## TASK TO CARRY OUT
Copy out the records precisely, omitting pictures.

## RECORD EXCERPTS

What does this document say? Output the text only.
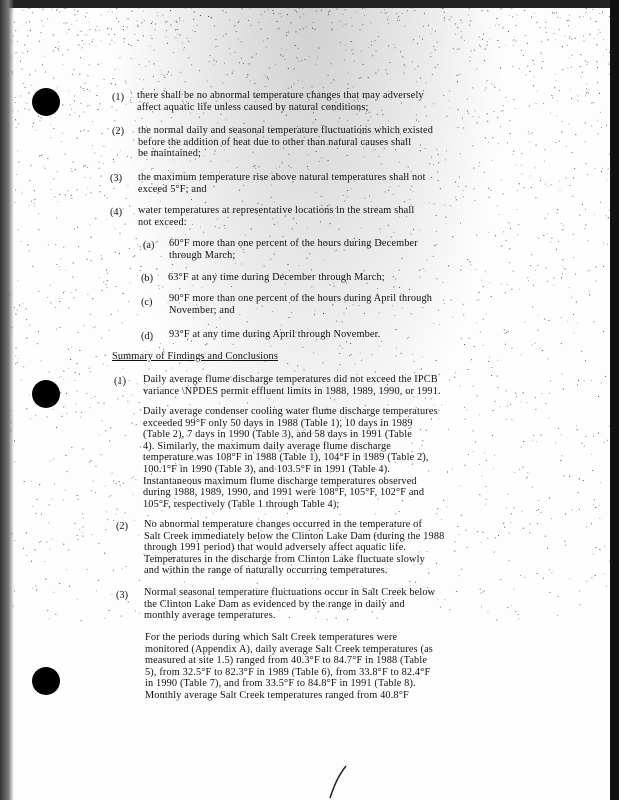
(1) there shall be no abnormal temperature changes that may adversely
affect aquatic life unless caused by natural conditions;
(2) the normal daily and seasonal temperature fluctuations which existed
before the addition of heat due to other than natural causes shall
be maintained;
(3) the maximum temperature rise above natural temperatures shall not
exceed 5°F; and
(4) water temperatures at representative locations in the stream shall
not exceed:
(a) 60°F more than one percent of the hours during December
through March;
(b) 63°F at any time during December through March;
(c) 90°F more than one percent of the hours during April through
November; and
(d) 93°F at any time during April through November.
Summary of Findings and Conclusions
(1) Daily average flume discharge temperatures did not exceed the IPCB
variance \NPDES permit effluent limits in 1988, 1989, 1990, or 1991.
Daily average condenser cooling water flume discharge temperatures
exceeded 99°F only 50 days in 1988 (Table 1), 10 days in 1989
(Table 2), 7 days in 1990 (Table 3), and 58 days in 1991 (Table
4). Similarly, the maximum daily average flume discharge
temperature was 108°F in 1988 (Table 1), 104°F in 1989 (Table 2),
100.1°F in 1990 (Table 3), and 103.5°F in 1991 (Table 4).
Instantaneous maximum flume discharge temperatures observed
during 1988, 1989, 1990, and 1991 were 108°F, 105°F, 102°F and
105°F, respectively (Table 1 through Table 4);
(2) No abnormal temperature changes occurred in the temperature of
Salt Creek immediately below the Clinton Lake Dam (during the 1988
through 1991 period) that would adversely affect aquatic life.
Temperatures in the discharge from Clinton Lake fluctuate slowly
and within the range of naturally occurring temperatures.
(3) Normal seasonal temperature fluctuations occur in Salt Creek below
the Clinton Lake Dam as evidenced by the range in daily and
monthly average temperatures.
For the periods during which Salt Creek temperatures were
monitored (Appendix A), daily average Salt Creek temperatures (as
measured at site 1.5) ranged from 40.3°F to 84.7°F in 1988 (Table
5), from 32.5°F to 82.3°F in 1989 (Table 6), from 33.8°F to 82.4°F
in 1990 (Table 7), and from 33.5°F to 84.8°F in 1991 (Table 8).
Monthly average Salt Creek temperatures ranged from 40.8°F
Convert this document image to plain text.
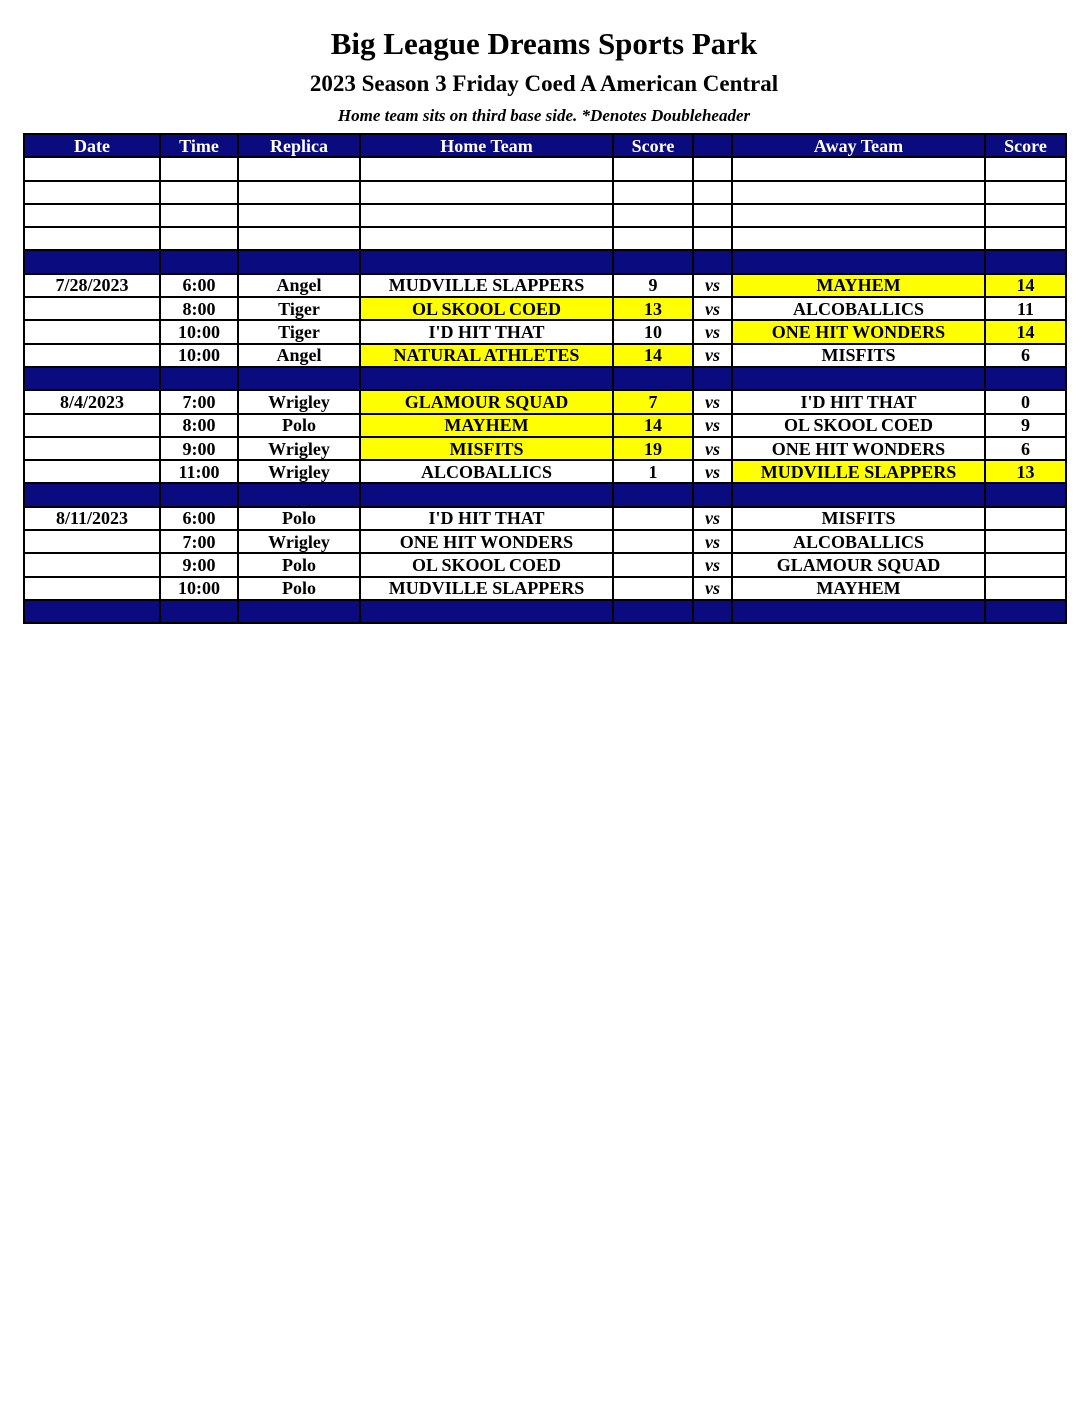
Big League Dreams Sports Park
2023 Season 3 Friday Coed A American Central
Home team sits on third base side. *Denotes Doubleheader
Date	Time	Replica	Home Team	Score		Away Team	Score

7/28/2023	6:00	Angel	MUDVILLE SLAPPERS	9	vs	MAYHEM	14
	8:00	Tiger	OL SKOOL COED	13	vs	ALCOBALLICS	11
	10:00	Tiger	I'D HIT THAT	10	vs	ONE HIT WONDERS	14
	10:00	Angel	NATURAL ATHLETES	14	vs	MISFITS	6

8/4/2023	7:00	Wrigley	GLAMOUR SQUAD	7	vs	I'D HIT THAT	0
	8:00	Polo	MAYHEM	14	vs	OL SKOOL COED	9
	9:00	Wrigley	MISFITS	19	vs	ONE HIT WONDERS	6
	11:00	Wrigley	ALCOBALLICS	1	vs	MUDVILLE SLAPPERS	13

8/11/2023	6:00	Polo	I'D HIT THAT		vs	MISFITS	
	7:00	Wrigley	ONE HIT WONDERS		vs	ALCOBALLICS	
	9:00	Polo	OL SKOOL COED		vs	GLAMOUR SQUAD	
	10:00	Polo	MUDVILLE SLAPPERS		vs	MAYHEM	
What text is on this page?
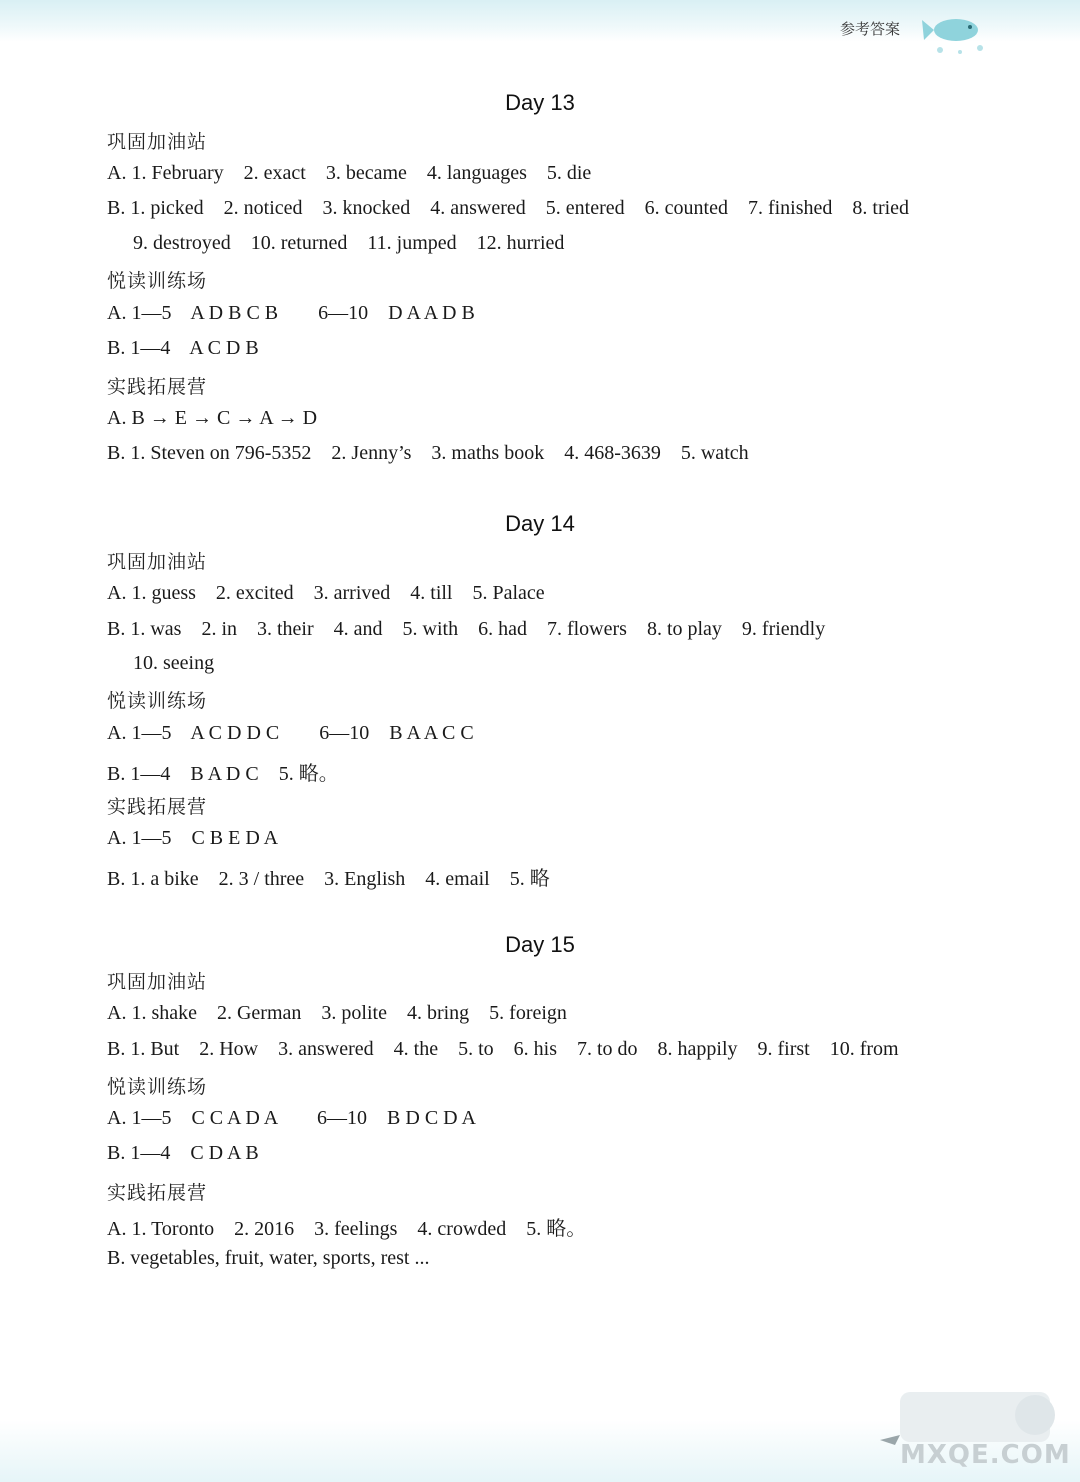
参考答案
Day 13
巩固加油站
A. 1. February    2. exact    3. became    4. languages    5. die
B. 1. picked    2. noticed    3. knocked    4. answered    5. entered    6. counted    7. finished    8. tried
9. destroyed    10. returned    11. jumped    12. hurried
悦读训练场
A. 1—5    A D B C B        6—10    D A A D B
B. 1—4    A C D B
实践拓展营
A. B → E → C → A → D
B. 1. Steven on 796-5352    2. Jenny’s    3. maths book    4. 468-3639    5. watch
Day 14
巩固加油站
A. 1. guess    2. excited    3. arrived    4. till    5. Palace
B. 1. was    2. in    3. their    4. and    5. with    6. had    7. flowers    8. to play    9. friendly
10. seeing
悦读训练场
A. 1—5    A C D D C        6—10    B A A C C
B. 1—4    B A D C    5. 略。
实践拓展营
A. 1—5    C B E D A
B. 1. a bike    2. 3 / three    3. English    4. email    5. 略
Day 15
巩固加油站
A. 1. shake    2. German    3. polite    4. bring    5. foreign
B. 1. But    2. How    3. answered    4. the    5. to    6. his    7. to do    8. happily    9. first    10. from
悦读训练场
A. 1—5    C C A D A        6—10    B D C D A
B. 1—4    C D A B
实践拓展营
A. 1. Toronto    2. 2016    3. feelings    4. crowded    5. 略。
B. vegetables, fruit, water, sports, rest ...
MXQE.COM
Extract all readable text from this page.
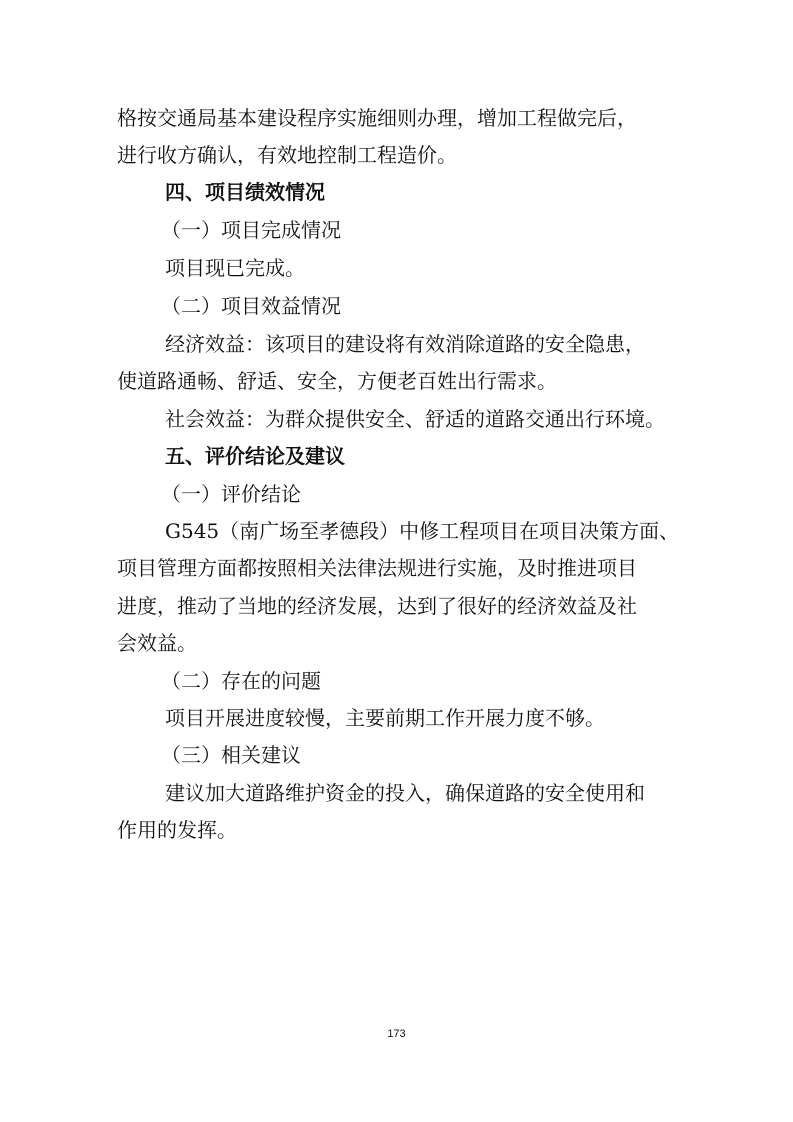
格按交通局基本建设程序实施细则办理，增加工程做完后，

进行收方确认，有效地控制工程造价。

四、项目绩效情况

（一）项目完成情况

项目现已完成。

（二）项目效益情况

经济效益：该项目的建设将有效消除道路的安全隐患，

使道路通畅、舒适、安全，方便老百姓出行需求。

社会效益：为群众提供安全、舒适的道路交通出行环境。

五、评价结论及建议

（一）评价结论

G545（南广场至孝德段）中修工程项目在项目决策方面、

项目管理方面都按照相关法律法规进行实施，及时推进项目

进度，推动了当地的经济发展，达到了很好的经济效益及社

会效益。

（二）存在的问题

项目开展进度较慢，主要前期工作开展力度不够。

（三）相关建议

建议加大道路维护资金的投入，确保道路的安全使用和

作用的发挥。

173
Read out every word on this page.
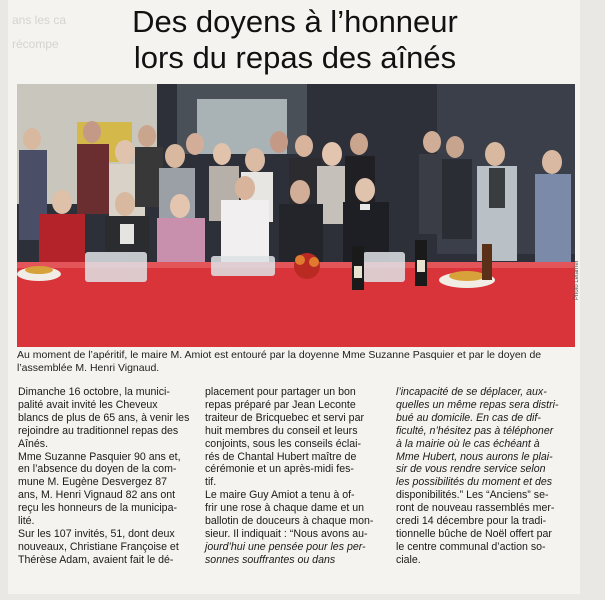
ans les ca
récompe
Des doyens à l’honneur
lors du repas des aînés
Photo Letarrier
Au moment de l’apéritif, le maire M. Amiot est entouré par la doyenne Mme Suzanne Pasquier et par le doyen de
l’assemblée M. Henri Vignaud.
Dimanche 16 octobre, la munici-
palité avait invité les Cheveux
blancs de plus de 65 ans, à venir les
rejoindre au traditionnel repas des
Aînés.
Mme Suzanne Pasquier 90 ans et,
en l’absence du doyen de la com-
mune M. Eugène Desvergez 87
ans, M. Henri Vignaud 82 ans ont
reçu les honneurs de la municipa-
lité.
Sur les 107 invités, 51, dont deux
nouveaux, Christiane Françoise et
Thérèse Adam, avaient fait le dé-
placement pour partager un bon
repas préparé par Jean Leconte
traiteur de Bricquebec et servi par
huit membres du conseil et leurs
conjoints, sous les conseils éclai-
rés de Chantal Hubert maître de
cérémonie et un après-midi fes-
tif.
Le maire Guy Amiot a tenu à of-
frir une rose à chaque dame et un
ballotin de douceurs à chaque mon-
sieur. Il indiquait : “Nous avons au-
jourd’hui une pensée pour les per-
sonnes souffrantes ou dans
l’incapacité de se déplacer, aux-
quelles un même repas sera distri-
bué au domicile. En cas de dif-
ficulté, n’hésitez pas à téléphoner
à la mairie où le cas échéant à
Mme Hubert, nous aurons le plai-
sir de vous rendre service selon
les possibilités du moment et des
disponibilités.” Les “Anciens” se-
ront de nouveau rassemblés mer-
credi 14 décembre pour la tradi-
tionnelle bûche de Noël offert par
le centre communal d’action so-
ciale.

## EXPECTED ANSWER
What does this document say? Output the text only.
(1) there shall be no abnormal temperature changes that may adversely
affect aquatic life unless caused by natural conditions;
(2) the normal daily and seasonal temperature fluctuations which existed
before the addition of heat due to other than natural causes shall
be maintained;
(3) the maximum temperature rise above natural temperatures shall not
exceed 5°F; and
(4) water temperatures at representative locations in the stream shall
not exceed:
(a) 60°F more than one percent of the hours during December
through March;
(b) 63°F at any time during December through March;
(c) 90°F more than one percent of the hours during April through
November; and
(d) 93°F at any time during April through November.
Summary of Findings and Conclusions
(1) Daily average flume discharge temperatures did not exceed the IPCB
variance \NPDES permit effluent limits in 1988, 1989, 1990, or 1991.
Daily average condenser cooling water flume discharge temperatures
exceeded 99°F only 50 days in 1988 (Table 1), 10 days in 1989
(Table 2), 7 days in 1990 (Table 3), and 58 days in 1991 (Table
4). Similarly, the maximum daily average flume discharge
temperature was 108°F in 1988 (Table 1), 104°F in 1989 (Table 2),
100.1°F in 1990 (Table 3), and 103.5°F in 1991 (Table 4).
Instantaneous maximum flume discharge temperatures observed
during 1988, 1989, 1990, and 1991 were 108°F, 105°F, 102°F and
105°F, respectively (Table 1 through Table 4);
(2) No abnormal temperature changes occurred in the temperature of
Salt Creek immediately below the Clinton Lake Dam (during the 1988
through 1991 period) that would adversely affect aquatic life.
Temperatures in the discharge from Clinton Lake fluctuate slowly
and within the range of naturally occurring temperatures.
(3) Normal seasonal temperature fluctuations occur in Salt Creek below
the Clinton Lake Dam as evidenced by the range in daily and
monthly average temperatures.
For the periods during which Salt Creek temperatures were
monitored (Appendix A), daily average Salt Creek temperatures (as
measured at site 1.5) ranged from 40.3°F to 84.7°F in 1988 (Table
5), from 32.5°F to 82.3°F in 1989 (Table 6), from 33.8°F to 82.4°F
in 1990 (Table 7), and from 33.5°F to 84.8°F in 1991 (Table 8).
Monthly average Salt Creek temperatures ranged from 40.8°F
Convert this document image to plain text.
Big League Dreams Sports Park
2023 Season 3 Friday Coed A American Central
Home team sits on third base side. *Denotes Doubleheader
Date	Time	Replica	Home Team	Score		Away Team	Score

7/28/2023	6:00	Angel	MUDVILLE SLAPPERS	9	vs	MAYHEM	14
	8:00	Tiger	OL SKOOL COED	13	vs	ALCOBALLICS	11
	10:00	Tiger	I'D HIT THAT	10	vs	ONE HIT WONDERS	14
	10:00	Angel	NATURAL ATHLETES	14	vs	MISFITS	6

8/4/2023	7:00	Wrigley	GLAMOUR SQUAD	7	vs	I'D HIT THAT	0
	8:00	Polo	MAYHEM	14	vs	OL SKOOL COED	9
	9:00	Wrigley	MISFITS	19	vs	ONE HIT WONDERS	6
	11:00	Wrigley	ALCOBALLICS	1	vs	MUDVILLE SLAPPERS	13

8/11/2023	6:00	Polo	I'D HIT THAT		vs	MISFITS	
	7:00	Wrigley	ONE HIT WONDERS		vs	ALCOBALLICS	
	9:00	Polo	OL SKOOL COED		vs	GLAMOUR SQUAD	
	10:00	Polo	MUDVILLE SLAPPERS		vs	MAYHEM	
What text is on this page?
参考答案
Day 13
巩固加油站
A. 1. February    2. exact    3. became    4. languages    5. die
B. 1. picked    2. noticed    3. knocked    4. answered    5. entered    6. counted    7. finished    8. tried
9. destroyed    10. returned    11. jumped    12. hurried
悦读训练场
A. 1—5    A D B C B        6—10    D A A D B
B. 1—4    A C D B
实践拓展营
A. B → E → C → A → D
B. 1. Steven on 796-5352    2. Jenny’s    3. maths book    4. 468-3639    5. watch
Day 14
巩固加油站
A. 1. guess    2. excited    3. arrived    4. till    5. Palace
B. 1. was    2. in    3. their    4. and    5. with    6. had    7. flowers    8. to play    9. friendly
10. seeing
悦读训练场
A. 1—5    A C D D C        6—10    B A A C C
B. 1—4    B A D C    5. 略。
实践拓展营
A. 1—5    C B E D A
B. 1. a bike    2. 3 / three    3. English    4. email    5. 略
Day 15
巩固加油站
A. 1. shake    2. German    3. polite    4. bring    5. foreign
B. 1. But    2. How    3. answered    4. the    5. to    6. his    7. to do    8. happily    9. first    10. from
悦读训练场
A. 1—5    C C A D A        6—10    B D C D A
B. 1—4    C D A B
实践拓展营
A. 1. Toronto    2. 2016    3. feelings    4. crowded    5. 略。
B. vegetables, fruit, water, sports, rest ...
MXQE.COM
Extract all readable text from this page.
格按交通局基本建设程序实施细则办理，增加工程做完后，

进行收方确认，有效地控制工程造价。

四、项目绩效情况

（一）项目完成情况

项目现已完成。

（二）项目效益情况

经济效益：该项目的建设将有效消除道路的安全隐患，

使道路通畅、舒适、安全，方便老百姓出行需求。

社会效益：为群众提供安全、舒适的道路交通出行环境。

五、评价结论及建议

（一）评价结论

G545（南广场至孝德段）中修工程项目在项目决策方面、

项目管理方面都按照相关法律法规进行实施，及时推进项目

进度，推动了当地的经济发展，达到了很好的经济效益及社

会效益。

（二）存在的问题

项目开展进度较慢，主要前期工作开展力度不够。

（三）相关建议

建议加大道路维护资金的投入，确保道路的安全使用和

作用的发挥。

173
Read out every word on this page.
ans les ca
récompe
Des doyens à l’honneur
lors du repas des aînés
Photo Letarrier
Au moment de l’apéritif, le maire M. Amiot est entouré par la doyenne Mme Suzanne Pasquier et par le doyen de
l’assemblée M. Henri Vignaud.
Dimanche 16 octobre, la munici-
palité avait invité les Cheveux
blancs de plus de 65 ans, à venir les
rejoindre au traditionnel repas des
Aînés.
Mme Suzanne Pasquier 90 ans et,
en l’absence du doyen de la com-
mune M. Eugène Desvergez 87
ans, M. Henri Vignaud 82 ans ont
reçu les honneurs de la municipa-
lité.
Sur les 107 invités, 51, dont deux
nouveaux, Christiane Françoise et
Thérèse Adam, avaient fait le dé-
placement pour partager un bon
repas préparé par Jean Leconte
traiteur de Bricquebec et servi par
huit membres du conseil et leurs
conjoints, sous les conseils éclai-
rés de Chantal Hubert maître de
cérémonie et un après-midi fes-
tif.
Le maire Guy Amiot a tenu à of-
frir une rose à chaque dame et un
ballotin de douceurs à chaque mon-
sieur. Il indiquait : “Nous avons au-
jourd’hui une pensée pour les per-
sonnes souffrantes ou dans
l’incapacité de se déplacer, aux-
quelles un même repas sera distri-
bué au domicile. En cas de dif-
ficulté, n’hésitez pas à téléphoner
à la mairie où le cas échéant à
Mme Hubert, nous aurons le plai-
sir de vous rendre service selon
les possibilités du moment et des
disponibilités.” Les “Anciens” se-
ront de nouveau rassemblés mer-
credi 14 décembre pour la tradi-
tionnelle bûche de Noël offert par
le centre communal d’action so-
ciale.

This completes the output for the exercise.